> [Raw data]
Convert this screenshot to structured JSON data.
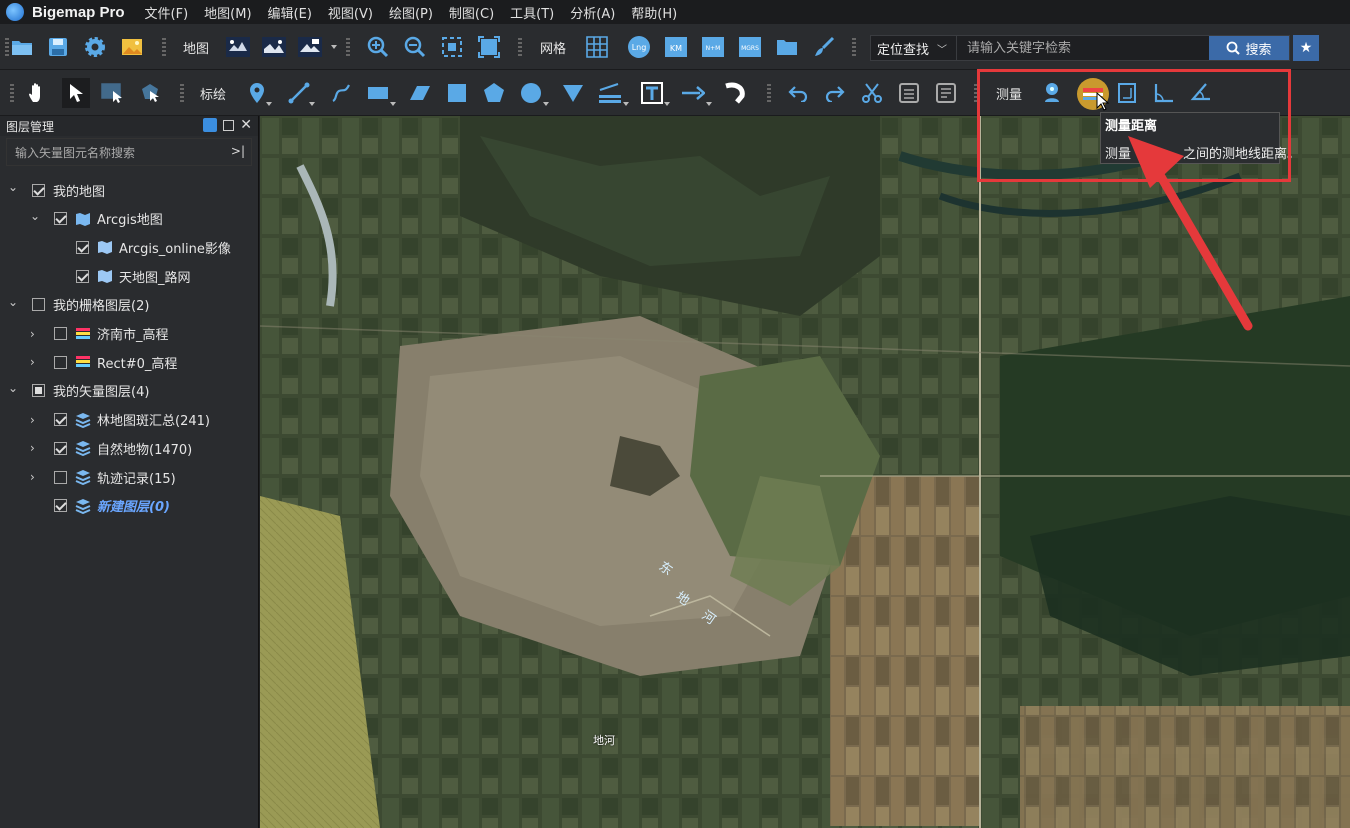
{
  "app": {
    "title": "Bigemap Pro"
  },
  "menu": [
    "文件(F)",
    "地图(M)",
    "编辑(E)",
    "视图(V)",
    "绘图(P)",
    "制图(C)",
    "工具(T)",
    "分析(A)",
    "帮助(H)"
  ],
  "toolbar1": {
    "map_label": "地图",
    "grid_label": "网格",
    "grid_icons": [
      "Lng",
      "KM",
      "N+M",
      "MGRS"
    ]
  },
  "search": {
    "mode": "定位查找",
    "placeholder": "请输入关键字检索",
    "button": "搜索"
  },
  "toolbar2": {
    "annotate_label": "标绘",
    "measure_label": "测量"
  },
  "tooltip": {
    "title": "测量距离",
    "desc_a": "测量",
    "desc_b": "之间的测地线距离。"
  },
  "panel": {
    "title": "图层管理",
    "search_placeholder": "输入矢量图元名称搜索",
    "tree": [
      {
        "label": "我的地图",
        "level": 0,
        "expanded": true,
        "check": "checked",
        "icon": "none"
      },
      {
        "label": "Arcgis地图",
        "level": 1,
        "expanded": true,
        "check": "checked",
        "icon": "map-folder"
      },
      {
        "label": "Arcgis_online影像",
        "level": 2,
        "expanded": null,
        "check": "checked",
        "icon": "map-layer"
      },
      {
        "label": "天地图_路网",
        "level": 2,
        "expanded": null,
        "check": "checked",
        "icon": "map-layer"
      },
      {
        "label": "我的栅格图层(2)",
        "level": 0,
        "expanded": true,
        "check": "unchecked",
        "icon": "none"
      },
      {
        "label": "济南市_高程",
        "level": 1,
        "expanded": false,
        "check": "unchecked",
        "icon": "raster"
      },
      {
        "label": "Rect#0_高程",
        "level": 1,
        "expanded": false,
        "check": "unchecked",
        "icon": "raster"
      },
      {
        "label": "我的矢量图层(4)",
        "level": 0,
        "expanded": true,
        "check": "partial",
        "icon": "none"
      },
      {
        "label": "林地图斑汇总(241)",
        "level": 1,
        "expanded": false,
        "check": "checked",
        "icon": "vector"
      },
      {
        "label": "自然地物(1470)",
        "level": 1,
        "expanded": false,
        "check": "checked",
        "icon": "vector"
      },
      {
        "label": "轨迹记录(15)",
        "level": 1,
        "expanded": false,
        "check": "unchecked",
        "icon": "vector"
      },
      {
        "label": "新建图层(0)",
        "level": 1,
        "expanded": null,
        "check": "checked",
        "icon": "vector",
        "active": true
      }
    ]
  },
  "map": {
    "labels": [
      "东",
      "地",
      "河",
      "地河"
    ]
  },
  "colors": {
    "accent": "#3b6aa8",
    "highlight": "#e5393b",
    "active_layer": "#6aa6ff"
  }
}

> [Problem details]
Read the entries and select each line where the word "title" is found.

> [Answer below]
    "title": "Bigemap Pro"
    "title": "测量距离",
    "title": "图层管理",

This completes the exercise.